Given instruction: Print out the material that follows word for word.

Records provided:

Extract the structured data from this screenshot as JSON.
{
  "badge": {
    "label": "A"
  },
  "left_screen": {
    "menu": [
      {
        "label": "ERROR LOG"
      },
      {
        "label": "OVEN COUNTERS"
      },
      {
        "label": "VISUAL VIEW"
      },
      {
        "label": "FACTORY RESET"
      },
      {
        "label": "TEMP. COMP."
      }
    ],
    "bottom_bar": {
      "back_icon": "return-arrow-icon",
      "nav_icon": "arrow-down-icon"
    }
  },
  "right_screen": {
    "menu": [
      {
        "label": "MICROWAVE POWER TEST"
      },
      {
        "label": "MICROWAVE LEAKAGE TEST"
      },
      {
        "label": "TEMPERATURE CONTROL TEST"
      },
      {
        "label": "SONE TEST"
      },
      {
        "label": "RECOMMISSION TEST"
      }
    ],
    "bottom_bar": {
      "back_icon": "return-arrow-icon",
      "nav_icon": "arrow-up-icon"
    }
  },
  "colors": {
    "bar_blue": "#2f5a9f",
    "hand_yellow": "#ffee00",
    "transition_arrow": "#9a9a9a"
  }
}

The answer:
Extract the structured data from this screenshot as JSON.
{
  "badge": {
    "label": "A"
  },
  "left_screen": {
    "menu": [
      {
        "label": "ERROR LOG"
      },
      {
        "label": "OVEN COUNTERS"
      },
      {
        "label": "VISUAL VIEW"
      },
      {
        "label": "FACTORY RESET"
      },
      {
        "label": "TEMP. COMP."
      }
    ],
    "bottom_bar": {
      "back_icon": "return-arrow-icon",
      "nav_icon": "arrow-down-icon"
    }
  },
  "right_screen": {
    "menu": [
      {
        "label": "MICROWAVE POWER TEST"
      },
      {
        "label": "MICROWAVE LEAKAGE TEST"
      },
      {
        "label": "TEMPERATURE CONTROL TEST"
      },
      {
        "label": "SONE TEST"
      },
      {
        "label": "RECOMMISSION TEST"
      }
    ],
    "bottom_bar": {
      "back_icon": "return-arrow-icon",
      "nav_icon": "arrow-up-icon"
    }
  },
  "colors": {
    "bar_blue": "#2f5a9f",
    "hand_yellow": "#ffee00",
    "transition_arrow": "#9a9a9a"
  }
}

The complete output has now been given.